## Requirements
Find each line with the string "أنها" and report it.

--- START ---

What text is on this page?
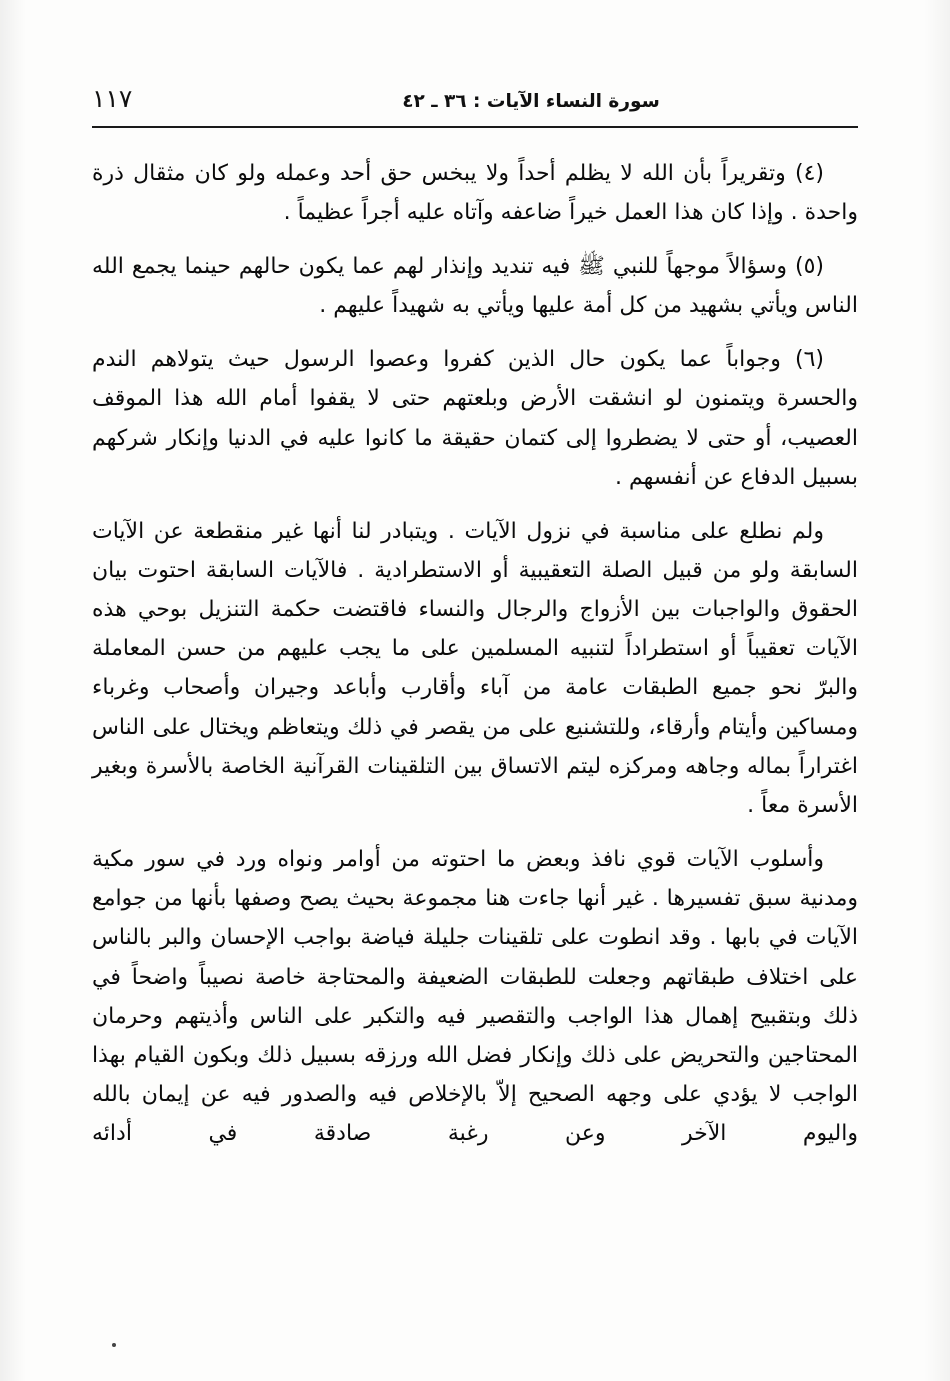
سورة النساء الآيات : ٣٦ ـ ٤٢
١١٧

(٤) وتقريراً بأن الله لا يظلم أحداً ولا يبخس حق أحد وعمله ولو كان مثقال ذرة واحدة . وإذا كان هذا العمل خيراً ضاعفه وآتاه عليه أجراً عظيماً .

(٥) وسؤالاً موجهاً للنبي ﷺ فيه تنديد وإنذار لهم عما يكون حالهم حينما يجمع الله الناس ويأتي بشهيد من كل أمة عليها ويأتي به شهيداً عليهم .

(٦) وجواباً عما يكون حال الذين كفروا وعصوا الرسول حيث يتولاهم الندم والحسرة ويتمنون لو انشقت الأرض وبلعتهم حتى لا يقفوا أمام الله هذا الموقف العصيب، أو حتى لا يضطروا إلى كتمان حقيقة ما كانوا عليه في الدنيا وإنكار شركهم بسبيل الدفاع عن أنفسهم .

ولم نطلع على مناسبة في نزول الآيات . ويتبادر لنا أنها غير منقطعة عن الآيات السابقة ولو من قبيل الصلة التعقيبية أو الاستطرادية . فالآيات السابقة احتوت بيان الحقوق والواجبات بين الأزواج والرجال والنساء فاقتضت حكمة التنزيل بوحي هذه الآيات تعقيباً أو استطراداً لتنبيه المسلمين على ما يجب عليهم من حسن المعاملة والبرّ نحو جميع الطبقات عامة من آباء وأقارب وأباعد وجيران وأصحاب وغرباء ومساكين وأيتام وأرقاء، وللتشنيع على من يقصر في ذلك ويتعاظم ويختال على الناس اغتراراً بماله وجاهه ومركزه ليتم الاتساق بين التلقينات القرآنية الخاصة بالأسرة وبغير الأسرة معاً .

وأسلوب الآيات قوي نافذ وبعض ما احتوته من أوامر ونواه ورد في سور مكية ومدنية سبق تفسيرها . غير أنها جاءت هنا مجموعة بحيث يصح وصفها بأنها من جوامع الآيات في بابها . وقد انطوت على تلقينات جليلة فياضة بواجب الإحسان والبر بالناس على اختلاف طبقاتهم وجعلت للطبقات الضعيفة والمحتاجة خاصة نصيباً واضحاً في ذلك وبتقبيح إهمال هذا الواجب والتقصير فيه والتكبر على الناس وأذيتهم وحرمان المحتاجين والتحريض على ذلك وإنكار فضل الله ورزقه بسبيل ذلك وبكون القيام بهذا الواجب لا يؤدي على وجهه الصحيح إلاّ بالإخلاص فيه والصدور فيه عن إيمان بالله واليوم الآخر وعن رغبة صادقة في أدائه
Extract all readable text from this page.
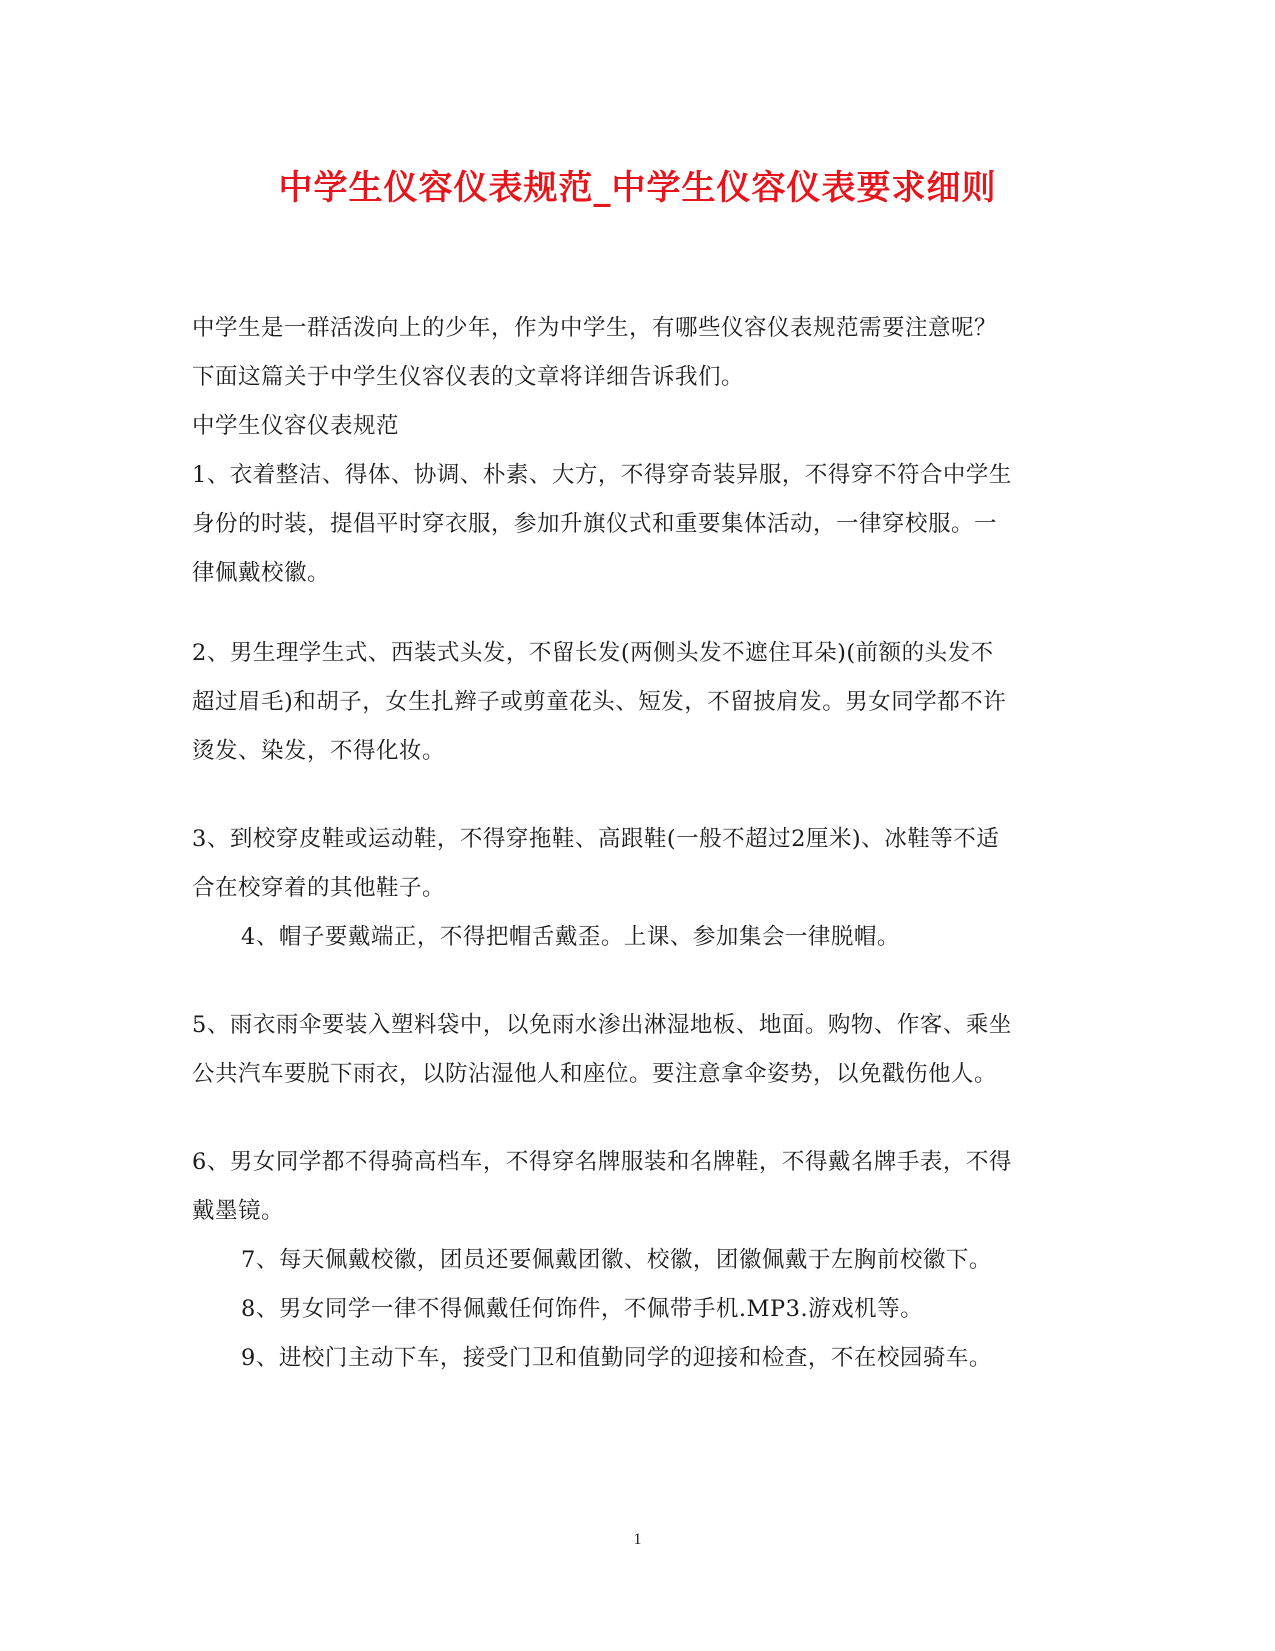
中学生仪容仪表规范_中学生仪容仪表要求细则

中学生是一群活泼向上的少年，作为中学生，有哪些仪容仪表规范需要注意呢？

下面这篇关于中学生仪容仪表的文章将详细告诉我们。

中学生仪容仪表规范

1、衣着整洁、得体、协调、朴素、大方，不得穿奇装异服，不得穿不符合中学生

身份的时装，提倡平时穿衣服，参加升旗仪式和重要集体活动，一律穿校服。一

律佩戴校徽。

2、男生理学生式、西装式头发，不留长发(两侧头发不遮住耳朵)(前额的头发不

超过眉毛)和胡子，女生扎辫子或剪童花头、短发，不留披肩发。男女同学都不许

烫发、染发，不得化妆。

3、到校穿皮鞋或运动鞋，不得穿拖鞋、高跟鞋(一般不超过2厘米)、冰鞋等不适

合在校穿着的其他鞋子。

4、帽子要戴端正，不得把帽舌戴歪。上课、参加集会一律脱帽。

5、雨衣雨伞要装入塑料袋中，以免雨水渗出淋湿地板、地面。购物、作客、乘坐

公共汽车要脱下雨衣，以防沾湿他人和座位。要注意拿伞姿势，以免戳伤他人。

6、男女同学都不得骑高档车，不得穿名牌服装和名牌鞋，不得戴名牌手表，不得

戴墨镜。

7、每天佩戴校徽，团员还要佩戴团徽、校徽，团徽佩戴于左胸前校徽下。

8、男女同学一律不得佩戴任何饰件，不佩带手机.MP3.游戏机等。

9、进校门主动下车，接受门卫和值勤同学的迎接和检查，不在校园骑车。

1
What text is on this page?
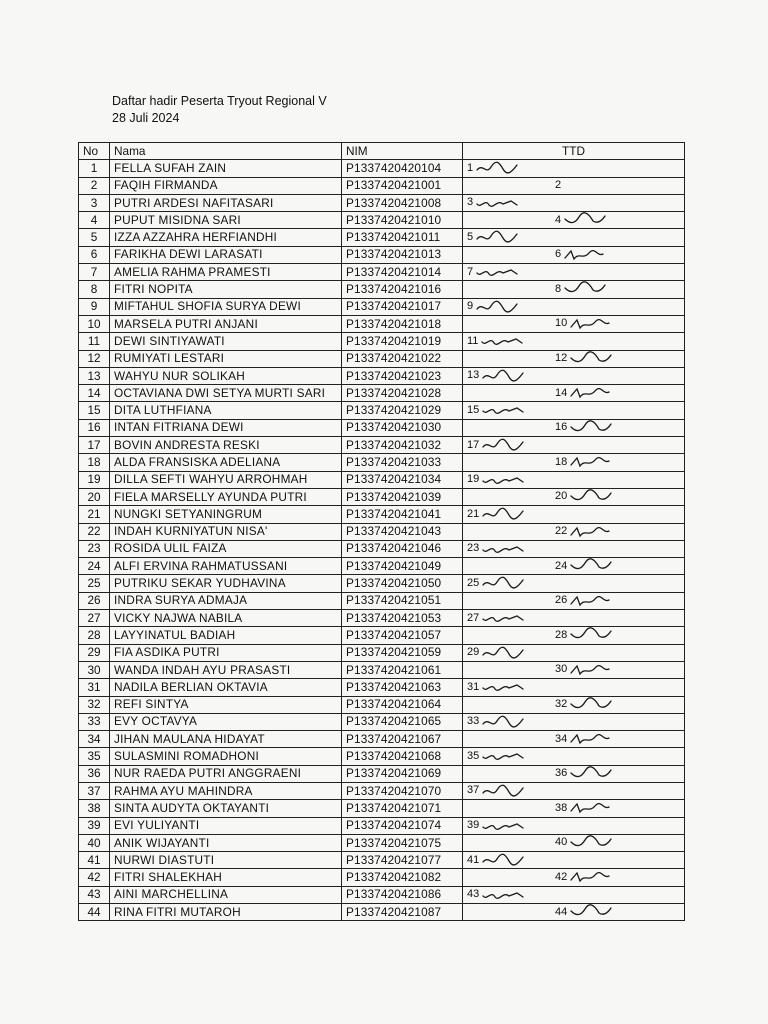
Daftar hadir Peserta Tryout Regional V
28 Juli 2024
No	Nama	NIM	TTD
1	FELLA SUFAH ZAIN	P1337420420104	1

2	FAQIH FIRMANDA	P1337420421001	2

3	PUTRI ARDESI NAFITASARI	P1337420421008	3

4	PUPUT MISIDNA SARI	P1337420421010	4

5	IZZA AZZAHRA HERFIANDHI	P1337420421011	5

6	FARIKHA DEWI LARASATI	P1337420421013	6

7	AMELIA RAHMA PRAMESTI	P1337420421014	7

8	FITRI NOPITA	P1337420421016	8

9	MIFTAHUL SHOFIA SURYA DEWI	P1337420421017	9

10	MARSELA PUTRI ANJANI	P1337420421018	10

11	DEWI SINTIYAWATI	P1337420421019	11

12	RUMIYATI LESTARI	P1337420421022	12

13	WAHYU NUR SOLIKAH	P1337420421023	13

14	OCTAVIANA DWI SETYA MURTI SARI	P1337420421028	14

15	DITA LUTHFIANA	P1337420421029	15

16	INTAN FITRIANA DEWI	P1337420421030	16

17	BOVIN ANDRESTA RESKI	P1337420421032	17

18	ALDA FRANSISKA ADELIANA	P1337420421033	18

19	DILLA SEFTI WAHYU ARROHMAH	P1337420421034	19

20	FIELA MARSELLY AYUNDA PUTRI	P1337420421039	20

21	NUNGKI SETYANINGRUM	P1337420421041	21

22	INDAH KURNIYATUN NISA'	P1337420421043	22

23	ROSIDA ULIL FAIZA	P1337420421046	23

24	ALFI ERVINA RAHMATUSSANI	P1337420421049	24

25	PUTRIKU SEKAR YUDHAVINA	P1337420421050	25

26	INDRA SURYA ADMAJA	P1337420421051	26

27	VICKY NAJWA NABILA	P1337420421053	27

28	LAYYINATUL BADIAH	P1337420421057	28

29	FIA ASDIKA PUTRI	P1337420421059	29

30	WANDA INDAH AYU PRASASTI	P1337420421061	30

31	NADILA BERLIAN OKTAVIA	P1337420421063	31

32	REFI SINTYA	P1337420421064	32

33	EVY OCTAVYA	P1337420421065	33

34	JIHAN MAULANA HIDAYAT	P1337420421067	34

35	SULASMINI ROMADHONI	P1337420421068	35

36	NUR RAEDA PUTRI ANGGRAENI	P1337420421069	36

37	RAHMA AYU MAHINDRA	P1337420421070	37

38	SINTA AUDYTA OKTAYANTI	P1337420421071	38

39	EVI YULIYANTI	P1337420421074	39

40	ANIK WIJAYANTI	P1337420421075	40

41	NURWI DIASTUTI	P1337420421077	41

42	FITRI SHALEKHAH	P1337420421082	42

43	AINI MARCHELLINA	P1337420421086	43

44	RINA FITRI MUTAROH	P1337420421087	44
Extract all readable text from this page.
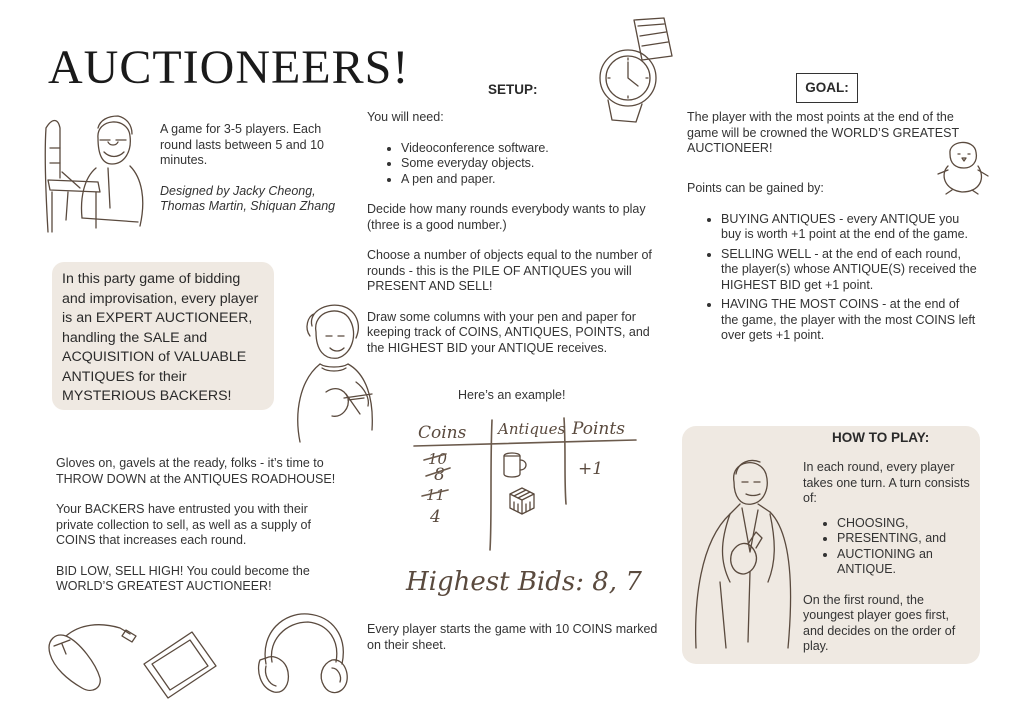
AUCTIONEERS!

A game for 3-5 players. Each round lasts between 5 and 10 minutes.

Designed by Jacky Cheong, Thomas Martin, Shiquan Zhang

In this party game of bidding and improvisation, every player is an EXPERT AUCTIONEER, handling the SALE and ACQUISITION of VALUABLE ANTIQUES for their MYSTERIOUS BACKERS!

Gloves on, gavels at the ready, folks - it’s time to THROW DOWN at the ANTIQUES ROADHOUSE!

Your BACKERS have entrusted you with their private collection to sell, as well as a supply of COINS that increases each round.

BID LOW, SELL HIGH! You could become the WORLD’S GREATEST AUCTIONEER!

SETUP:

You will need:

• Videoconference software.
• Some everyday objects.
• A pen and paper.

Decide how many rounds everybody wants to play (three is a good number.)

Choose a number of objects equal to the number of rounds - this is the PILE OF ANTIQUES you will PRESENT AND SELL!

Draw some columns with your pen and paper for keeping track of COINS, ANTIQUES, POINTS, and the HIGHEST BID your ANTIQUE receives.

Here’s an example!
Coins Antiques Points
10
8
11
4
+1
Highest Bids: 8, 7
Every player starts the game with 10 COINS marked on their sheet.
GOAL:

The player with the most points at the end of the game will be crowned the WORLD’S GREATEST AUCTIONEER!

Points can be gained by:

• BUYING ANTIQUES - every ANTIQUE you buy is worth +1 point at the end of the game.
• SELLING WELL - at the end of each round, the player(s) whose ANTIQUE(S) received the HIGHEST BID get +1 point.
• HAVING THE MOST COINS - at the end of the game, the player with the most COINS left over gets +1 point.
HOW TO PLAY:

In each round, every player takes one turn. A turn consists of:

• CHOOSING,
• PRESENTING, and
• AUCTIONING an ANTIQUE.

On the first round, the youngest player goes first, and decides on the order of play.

--- END ---

## Full response
ولم نطلع على مناسبة في نزول الآيات . ويتبادر لنا أنها غير منقطعة عن الآيات السابقة ولو من قبيل الصلة التعقيبية أو الاستطرادية . فالآيات السابقة احتوت بيان الحقوق والواجبات بين الأزواج والرجال والنساء فاقتضت حكمة التنزيل بوحي هذه الآيات تعقيباً أو استطراداً لتنبيه المسلمين على ما يجب عليهم من حسن المعاملة والبرّ نحو جميع الطبقات عامة من آباء وأقارب وأباعد وجيران وأصحاب وغرباء ومساكين وأيتام وأرقاء، وللتشنيع على من يقصر في ذلك ويتعاظم ويختال على الناس اغتراراً بماله وجاهه ومركزه ليتم الاتساق بين التلقينات القرآنية الخاصة بالأسرة وبغير الأسرة معاً .
وأسلوب الآيات قوي نافذ وبعض ما احتوته من أوامر ونواه ورد في سور مكية ومدنية سبق تفسيرها . غير أنها جاءت هنا مجموعة بحيث يصح وصفها بأنها من جوامع الآيات في بابها . وقد انطوت على تلقينات جليلة فياضة بواجب الإحسان والبر بالناس على اختلاف طبقاتهم وجعلت للطبقات الضعيفة والمحتاجة خاصة نصيباً واضحاً في ذلك وبتقبيح إهمال هذا الواجب والتقصير فيه والتكبر على الناس وأذيتهم وحرمان المحتاجين والتحريض على ذلك وإنكار فضل الله ورزقه بسبيل ذلك وبكون القيام بهذا الواجب لا يؤدي على وجهه الصحيح إلاّ بالإخلاص فيه والصدور فيه عن إيمان بالله واليوم الآخر وعن رغبة صادقة في أدائه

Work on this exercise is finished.